▶ **Records provided**
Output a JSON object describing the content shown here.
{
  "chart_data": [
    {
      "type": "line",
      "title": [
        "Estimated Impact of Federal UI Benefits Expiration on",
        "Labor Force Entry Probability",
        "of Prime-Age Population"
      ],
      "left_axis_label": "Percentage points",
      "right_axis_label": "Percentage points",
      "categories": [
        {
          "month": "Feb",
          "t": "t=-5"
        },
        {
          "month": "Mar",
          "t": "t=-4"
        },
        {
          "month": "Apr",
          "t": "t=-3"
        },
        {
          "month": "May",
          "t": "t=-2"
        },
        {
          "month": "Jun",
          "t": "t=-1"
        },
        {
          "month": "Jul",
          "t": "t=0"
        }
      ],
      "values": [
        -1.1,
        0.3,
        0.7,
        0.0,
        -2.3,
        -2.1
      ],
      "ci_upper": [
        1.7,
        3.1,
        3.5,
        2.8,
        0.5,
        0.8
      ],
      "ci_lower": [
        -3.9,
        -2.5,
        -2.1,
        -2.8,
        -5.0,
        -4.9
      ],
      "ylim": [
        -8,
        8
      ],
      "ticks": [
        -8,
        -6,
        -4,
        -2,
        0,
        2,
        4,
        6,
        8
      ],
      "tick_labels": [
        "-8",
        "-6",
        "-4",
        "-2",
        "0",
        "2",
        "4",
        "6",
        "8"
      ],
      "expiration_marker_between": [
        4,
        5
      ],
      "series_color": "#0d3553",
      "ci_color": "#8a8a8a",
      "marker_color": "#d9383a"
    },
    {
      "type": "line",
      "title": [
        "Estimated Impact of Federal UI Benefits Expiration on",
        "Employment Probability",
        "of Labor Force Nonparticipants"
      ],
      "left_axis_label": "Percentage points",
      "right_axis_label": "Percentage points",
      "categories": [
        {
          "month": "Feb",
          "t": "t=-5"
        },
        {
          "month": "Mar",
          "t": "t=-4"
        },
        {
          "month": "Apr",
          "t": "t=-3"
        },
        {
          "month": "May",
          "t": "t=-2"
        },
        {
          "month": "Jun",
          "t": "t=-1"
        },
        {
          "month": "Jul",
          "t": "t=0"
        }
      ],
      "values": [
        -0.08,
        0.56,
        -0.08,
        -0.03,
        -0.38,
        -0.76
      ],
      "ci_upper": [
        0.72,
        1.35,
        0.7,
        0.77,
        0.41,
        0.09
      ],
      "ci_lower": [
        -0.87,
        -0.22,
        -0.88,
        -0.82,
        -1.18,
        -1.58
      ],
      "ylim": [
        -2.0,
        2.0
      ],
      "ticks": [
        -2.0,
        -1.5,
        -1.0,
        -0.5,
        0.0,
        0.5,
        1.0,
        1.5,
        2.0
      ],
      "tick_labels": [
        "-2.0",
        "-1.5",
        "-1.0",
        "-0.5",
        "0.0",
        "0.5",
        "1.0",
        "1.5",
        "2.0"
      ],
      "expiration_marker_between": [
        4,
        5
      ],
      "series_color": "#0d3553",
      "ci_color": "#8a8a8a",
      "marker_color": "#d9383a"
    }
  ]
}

▶ **What is expected**
Copy out each record, keeping every word as it is.

▶ **Final answer**
Output a JSON object describing the content shown here.
{
  "chart_data": [
    {
      "type": "line",
      "title": [
        "Estimated Impact of Federal UI Benefits Expiration on",
        "Labor Force Entry Probability",
        "of Prime-Age Population"
      ],
      "left_axis_label": "Percentage points",
      "right_axis_label": "Percentage points",
      "categories": [
        {
          "month": "Feb",
          "t": "t=-5"
        },
        {
          "month": "Mar",
          "t": "t=-4"
        },
        {
          "month": "Apr",
          "t": "t=-3"
        },
        {
          "month": "May",
          "t": "t=-2"
        },
        {
          "month": "Jun",
          "t": "t=-1"
        },
        {
          "month": "Jul",
          "t": "t=0"
        }
      ],
      "values": [
        -1.1,
        0.3,
        0.7,
        0.0,
        -2.3,
        -2.1
      ],
      "ci_upper": [
        1.7,
        3.1,
        3.5,
        2.8,
        0.5,
        0.8
      ],
      "ci_lower": [
        -3.9,
        -2.5,
        -2.1,
        -2.8,
        -5.0,
        -4.9
      ],
      "ylim": [
        -8,
        8
      ],
      "ticks": [
        -8,
        -6,
        -4,
        -2,
        0,
        2,
        4,
        6,
        8
      ],
      "tick_labels": [
        "-8",
        "-6",
        "-4",
        "-2",
        "0",
        "2",
        "4",
        "6",
        "8"
      ],
      "expiration_marker_between": [
        4,
        5
      ],
      "series_color": "#0d3553",
      "ci_color": "#8a8a8a",
      "marker_color": "#d9383a"
    },
    {
      "type": "line",
      "title": [
        "Estimated Impact of Federal UI Benefits Expiration on",
        "Employment Probability",
        "of Labor Force Nonparticipants"
      ],
      "left_axis_label": "Percentage points",
      "right_axis_label": "Percentage points",
      "categories": [
        {
          "month": "Feb",
          "t": "t=-5"
        },
        {
          "month": "Mar",
          "t": "t=-4"
        },
        {
          "month": "Apr",
          "t": "t=-3"
        },
        {
          "month": "May",
          "t": "t=-2"
        },
        {
          "month": "Jun",
          "t": "t=-1"
        },
        {
          "month": "Jul",
          "t": "t=0"
        }
      ],
      "values": [
        -0.08,
        0.56,
        -0.08,
        -0.03,
        -0.38,
        -0.76
      ],
      "ci_upper": [
        0.72,
        1.35,
        0.7,
        0.77,
        0.41,
        0.09
      ],
      "ci_lower": [
        -0.87,
        -0.22,
        -0.88,
        -0.82,
        -1.18,
        -1.58
      ],
      "ylim": [
        -2.0,
        2.0
      ],
      "ticks": [
        -2.0,
        -1.5,
        -1.0,
        -0.5,
        0.0,
        0.5,
        1.0,
        1.5,
        2.0
      ],
      "tick_labels": [
        "-2.0",
        "-1.5",
        "-1.0",
        "-0.5",
        "0.0",
        "0.5",
        "1.0",
        "1.5",
        "2.0"
      ],
      "expiration_marker_between": [
        4,
        5
      ],
      "series_color": "#0d3553",
      "ci_color": "#8a8a8a",
      "marker_color": "#d9383a"
    }
  ]
}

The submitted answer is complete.